=== What is needed ===
Look through the listing and locate every line containing the word "subtitle"; copy those lines.

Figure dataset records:
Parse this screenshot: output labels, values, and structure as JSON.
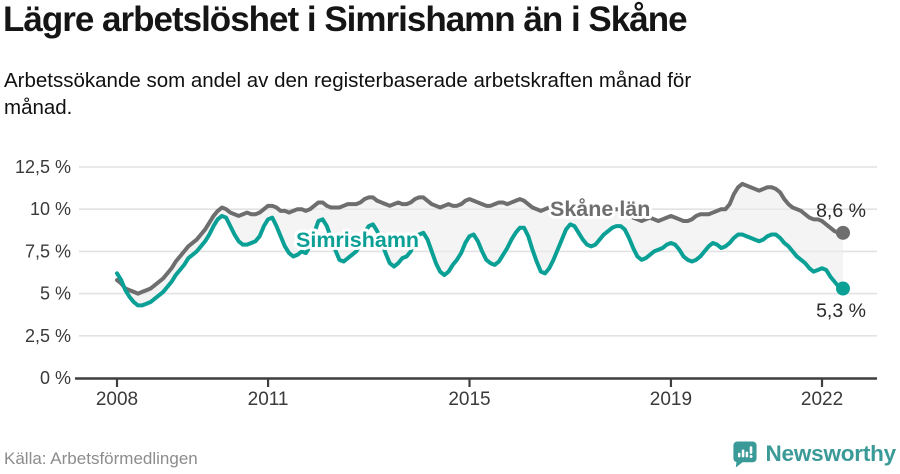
{
  "header": {
    "title": "Lägre arbetslöshet i Simrishamn än i Skåne",
    "subtitle": "Arbetssökande som andel av den registerbaserade arbetskraften månad för\nmånad."
  },
  "footer": {
    "source": "Källa: Arbetsförmedlingen",
    "brand": "Newsworthy"
  },
  "colors": {
    "simrishamn": "#0aa096",
    "skane": "#6e6e6e",
    "grid": "#e2e2e2",
    "axis": "#3f3f3f",
    "fill_between": "#ececec",
    "end_label_text": "#2b2b2b",
    "brand_teal": "#3a9a97"
  },
  "chart_data": {
    "type": "line",
    "title": "Lägre arbetslöshet i Simrishamn än i Skåne",
    "subtitle": "Arbetssökande som andel av den registerbaserade arbetskraften månad för månad.",
    "x_unit": "month",
    "x_start": "2008-01",
    "x_end": "2022-06",
    "grid": true,
    "legend_position": "inline-labels",
    "ylim": [
      0,
      13.3
    ],
    "x_ticks": [
      2008,
      2011,
      2015,
      2019,
      2022
    ],
    "y_ticks": [
      {
        "v": 0,
        "label": "0 %"
      },
      {
        "v": 2.5,
        "label": "2,5 %"
      },
      {
        "v": 5,
        "label": "5 %"
      },
      {
        "v": 7.5,
        "label": "7,5 %"
      },
      {
        "v": 10,
        "label": "10 %"
      },
      {
        "v": 12.5,
        "label": "12,5 %"
      }
    ],
    "fill_between": true,
    "series": [
      {
        "id": "skane",
        "name": "Skåne län",
        "color": "#6e6e6e",
        "end_label": "8,6 %",
        "end_value": 8.6,
        "values": [
          5.8,
          5.6,
          5.3,
          5.2,
          5.1,
          5.0,
          5.1,
          5.2,
          5.3,
          5.5,
          5.7,
          5.9,
          6.2,
          6.5,
          6.9,
          7.2,
          7.5,
          7.8,
          8.0,
          8.2,
          8.5,
          8.8,
          9.2,
          9.6,
          9.9,
          10.1,
          10.0,
          9.8,
          9.7,
          9.6,
          9.7,
          9.8,
          9.7,
          9.7,
          9.8,
          10.0,
          10.2,
          10.2,
          10.1,
          9.9,
          9.9,
          9.8,
          9.9,
          10.0,
          10.0,
          9.9,
          10.0,
          10.2,
          10.4,
          10.4,
          10.2,
          10.1,
          10.1,
          10.1,
          10.2,
          10.3,
          10.3,
          10.3,
          10.4,
          10.6,
          10.7,
          10.7,
          10.5,
          10.4,
          10.3,
          10.2,
          10.3,
          10.4,
          10.3,
          10.3,
          10.4,
          10.6,
          10.7,
          10.7,
          10.5,
          10.3,
          10.2,
          10.1,
          10.2,
          10.3,
          10.2,
          10.2,
          10.3,
          10.5,
          10.6,
          10.5,
          10.4,
          10.3,
          10.2,
          10.2,
          10.3,
          10.4,
          10.4,
          10.3,
          10.4,
          10.5,
          10.6,
          10.5,
          10.3,
          10.1,
          10.0,
          9.9,
          10.0,
          10.1,
          10.1,
          10.0,
          10.0,
          10.1,
          10.2,
          10.1,
          10.0,
          9.9,
          9.8,
          9.8,
          9.9,
          10.0,
          10.0,
          9.9,
          9.9,
          10.0,
          10.0,
          9.9,
          9.7,
          9.5,
          9.4,
          9.3,
          9.4,
          9.5,
          9.4,
          9.3,
          9.4,
          9.5,
          9.6,
          9.5,
          9.4,
          9.3,
          9.3,
          9.4,
          9.6,
          9.7,
          9.7,
          9.7,
          9.8,
          9.9,
          10.0,
          10.0,
          10.3,
          10.9,
          11.3,
          11.5,
          11.4,
          11.3,
          11.2,
          11.1,
          11.2,
          11.3,
          11.3,
          11.2,
          11.0,
          10.6,
          10.3,
          10.1,
          10.0,
          9.9,
          9.7,
          9.5,
          9.4,
          9.4,
          9.3,
          9.1,
          8.9,
          8.7,
          8.6,
          8.6
        ]
      },
      {
        "id": "simrishamn",
        "name": "Simrishamn",
        "color": "#0aa096",
        "end_label": "5,3 %",
        "end_value": 5.3,
        "values": [
          6.2,
          5.8,
          5.2,
          4.8,
          4.5,
          4.3,
          4.3,
          4.4,
          4.5,
          4.7,
          4.9,
          5.1,
          5.4,
          5.7,
          6.1,
          6.4,
          6.7,
          7.1,
          7.3,
          7.5,
          7.8,
          8.1,
          8.5,
          9.0,
          9.4,
          9.6,
          9.5,
          9.0,
          8.5,
          8.1,
          7.9,
          7.9,
          8.0,
          8.1,
          8.4,
          9.0,
          9.4,
          9.5,
          9.0,
          8.4,
          7.8,
          7.4,
          7.2,
          7.3,
          7.5,
          7.4,
          7.8,
          8.6,
          9.3,
          9.4,
          9.0,
          8.3,
          7.6,
          7.0,
          6.9,
          7.1,
          7.3,
          7.5,
          7.9,
          8.6,
          9.0,
          9.1,
          8.7,
          8.1,
          7.4,
          6.8,
          6.6,
          6.8,
          7.1,
          7.2,
          7.5,
          8.1,
          8.5,
          8.6,
          8.2,
          7.5,
          6.8,
          6.3,
          6.1,
          6.3,
          6.7,
          7.0,
          7.4,
          8.0,
          8.4,
          8.5,
          8.1,
          7.5,
          7.0,
          6.8,
          6.7,
          6.9,
          7.3,
          7.7,
          8.2,
          8.6,
          8.9,
          8.9,
          8.4,
          7.6,
          6.9,
          6.3,
          6.2,
          6.5,
          7.0,
          7.6,
          8.2,
          8.8,
          9.1,
          9.0,
          8.6,
          8.2,
          7.9,
          7.8,
          7.9,
          8.2,
          8.5,
          8.7,
          8.9,
          9.0,
          9.0,
          8.8,
          8.3,
          7.7,
          7.2,
          7.0,
          7.1,
          7.3,
          7.5,
          7.6,
          7.7,
          7.9,
          8.0,
          7.9,
          7.6,
          7.2,
          7.0,
          6.9,
          7.0,
          7.2,
          7.5,
          7.8,
          8.0,
          7.9,
          7.7,
          7.8,
          8.0,
          8.3,
          8.5,
          8.5,
          8.4,
          8.3,
          8.2,
          8.1,
          8.2,
          8.4,
          8.5,
          8.5,
          8.3,
          8.0,
          7.8,
          7.5,
          7.2,
          7.0,
          6.8,
          6.5,
          6.3,
          6.4,
          6.5,
          6.4,
          6.0,
          5.7,
          5.4,
          5.3
        ]
      }
    ]
  }
}
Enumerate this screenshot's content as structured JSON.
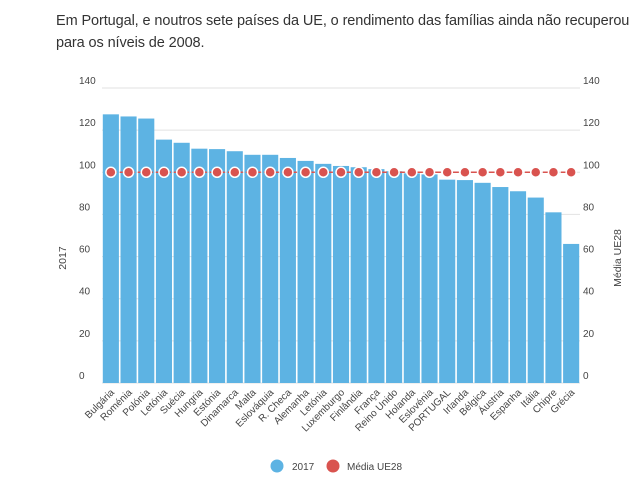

=== Completed exercise ===
    "subtitle": "Arbetssökande som andel av den registerbaserade arbetskraften månad för\nmånad."
    "subtitle": "Arbetssökande som andel av den registerbaserade arbetskraften månad för månad.",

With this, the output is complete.